▶ [Objective]:
Each record is to be printed again precisely as it reads.

▶ [Data provided]:

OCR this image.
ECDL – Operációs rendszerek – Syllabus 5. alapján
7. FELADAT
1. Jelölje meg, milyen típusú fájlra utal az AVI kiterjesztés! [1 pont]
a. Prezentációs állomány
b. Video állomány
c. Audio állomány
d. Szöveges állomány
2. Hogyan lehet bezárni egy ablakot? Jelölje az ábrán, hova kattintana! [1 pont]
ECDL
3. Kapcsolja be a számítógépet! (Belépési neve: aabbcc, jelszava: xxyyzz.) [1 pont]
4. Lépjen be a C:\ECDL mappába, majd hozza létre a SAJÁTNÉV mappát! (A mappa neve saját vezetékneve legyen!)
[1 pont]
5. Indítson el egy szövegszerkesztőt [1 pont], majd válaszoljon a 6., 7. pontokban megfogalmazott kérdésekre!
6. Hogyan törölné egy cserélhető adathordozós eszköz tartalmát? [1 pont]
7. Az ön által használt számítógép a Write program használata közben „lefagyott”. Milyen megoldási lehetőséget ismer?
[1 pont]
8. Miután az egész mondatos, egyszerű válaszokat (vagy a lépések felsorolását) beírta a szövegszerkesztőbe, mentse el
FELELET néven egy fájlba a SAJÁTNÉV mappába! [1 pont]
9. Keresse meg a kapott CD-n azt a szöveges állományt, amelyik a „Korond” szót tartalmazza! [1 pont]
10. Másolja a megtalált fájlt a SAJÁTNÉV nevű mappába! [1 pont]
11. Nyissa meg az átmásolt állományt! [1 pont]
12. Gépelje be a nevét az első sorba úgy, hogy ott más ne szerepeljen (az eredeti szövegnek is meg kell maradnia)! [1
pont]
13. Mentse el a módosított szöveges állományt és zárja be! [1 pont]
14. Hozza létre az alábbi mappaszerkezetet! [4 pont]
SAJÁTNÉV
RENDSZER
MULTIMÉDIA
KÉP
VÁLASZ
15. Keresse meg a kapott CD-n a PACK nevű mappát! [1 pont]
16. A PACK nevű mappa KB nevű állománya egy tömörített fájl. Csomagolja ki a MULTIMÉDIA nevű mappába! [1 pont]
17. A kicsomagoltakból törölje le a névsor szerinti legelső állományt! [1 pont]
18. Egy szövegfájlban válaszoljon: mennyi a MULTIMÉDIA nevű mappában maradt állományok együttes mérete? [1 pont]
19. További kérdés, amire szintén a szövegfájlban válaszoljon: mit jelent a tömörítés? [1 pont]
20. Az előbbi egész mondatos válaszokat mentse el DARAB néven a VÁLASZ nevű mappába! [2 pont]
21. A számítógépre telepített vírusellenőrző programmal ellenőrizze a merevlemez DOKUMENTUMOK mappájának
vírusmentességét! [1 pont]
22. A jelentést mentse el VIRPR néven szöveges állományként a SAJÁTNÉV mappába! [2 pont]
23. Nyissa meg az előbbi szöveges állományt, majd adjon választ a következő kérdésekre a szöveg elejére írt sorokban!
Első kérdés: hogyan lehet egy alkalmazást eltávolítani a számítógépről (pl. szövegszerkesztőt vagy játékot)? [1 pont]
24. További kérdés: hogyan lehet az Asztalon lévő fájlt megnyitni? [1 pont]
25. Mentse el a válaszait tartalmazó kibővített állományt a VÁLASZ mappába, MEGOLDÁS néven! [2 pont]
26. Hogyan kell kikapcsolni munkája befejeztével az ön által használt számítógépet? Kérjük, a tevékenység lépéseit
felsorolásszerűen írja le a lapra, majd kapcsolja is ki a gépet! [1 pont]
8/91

▶ [Final result]:
OCR this image.
ECDL – Operációs rendszerek – Syllabus 5. alapján
7. FELADAT
1. Jelölje meg, milyen típusú fájlra utal az AVI kiterjesztés! [1 pont]
a. Prezentációs állomány
b. Video állomány
c. Audio állomány
d. Szöveges állomány
2. Hogyan lehet bezárni egy ablakot? Jelölje az ábrán, hova kattintana! [1 pont]
ECDL
3. Kapcsolja be a számítógépet! (Belépési neve: aabbcc, jelszava: xxyyzz.) [1 pont]
4. Lépjen be a C:\ECDL mappába, majd hozza létre a SAJÁTNÉV mappát! (A mappa neve saját vezetékneve legyen!)
[1 pont]
5. Indítson el egy szövegszerkesztőt [1 pont], majd válaszoljon a 6., 7. pontokban megfogalmazott kérdésekre!
6. Hogyan törölné egy cserélhető adathordozós eszköz tartalmát? [1 pont]
7. Az ön által használt számítógép a Write program használata közben „lefagyott”. Milyen megoldási lehetőséget ismer?
[1 pont]
8. Miután az egész mondatos, egyszerű válaszokat (vagy a lépések felsorolását) beírta a szövegszerkesztőbe, mentse el
FELELET néven egy fájlba a SAJÁTNÉV mappába! [1 pont]
9. Keresse meg a kapott CD-n azt a szöveges állományt, amelyik a „Korond” szót tartalmazza! [1 pont]
10. Másolja a megtalált fájlt a SAJÁTNÉV nevű mappába! [1 pont]
11. Nyissa meg az átmásolt állományt! [1 pont]
12. Gépelje be a nevét az első sorba úgy, hogy ott más ne szerepeljen (az eredeti szövegnek is meg kell maradnia)! [1
pont]
13. Mentse el a módosított szöveges állományt és zárja be! [1 pont]
14. Hozza létre az alábbi mappaszerkezetet! [4 pont]
SAJÁTNÉV
RENDSZER
MULTIMÉDIA
KÉP
VÁLASZ
15. Keresse meg a kapott CD-n a PACK nevű mappát! [1 pont]
16. A PACK nevű mappa KB nevű állománya egy tömörített fájl. Csomagolja ki a MULTIMÉDIA nevű mappába! [1 pont]
17. A kicsomagoltakból törölje le a névsor szerinti legelső állományt! [1 pont]
18. Egy szövegfájlban válaszoljon: mennyi a MULTIMÉDIA nevű mappában maradt állományok együttes mérete? [1 pont]
19. További kérdés, amire szintén a szövegfájlban válaszoljon: mit jelent a tömörítés? [1 pont]
20. Az előbbi egész mondatos válaszokat mentse el DARAB néven a VÁLASZ nevű mappába! [2 pont]
21. A számítógépre telepített vírusellenőrző programmal ellenőrizze a merevlemez DOKUMENTUMOK mappájának
vírusmentességét! [1 pont]
22. A jelentést mentse el VIRPR néven szöveges állományként a SAJÁTNÉV mappába! [2 pont]
23. Nyissa meg az előbbi szöveges állományt, majd adjon választ a következő kérdésekre a szöveg elejére írt sorokban!
Első kérdés: hogyan lehet egy alkalmazást eltávolítani a számítógépről (pl. szövegszerkesztőt vagy játékot)? [1 pont]
24. További kérdés: hogyan lehet az Asztalon lévő fájlt megnyitni? [1 pont]
25. Mentse el a válaszait tartalmazó kibővített állományt a VÁLASZ mappába, MEGOLDÁS néven! [2 pont]
26. Hogyan kell kikapcsolni munkája befejeztével az ön által használt számítógépet? Kérjük, a tevékenység lépéseit
felsorolásszerűen írja le a lapra, majd kapcsolja is ki a gépet! [1 pont]
8/91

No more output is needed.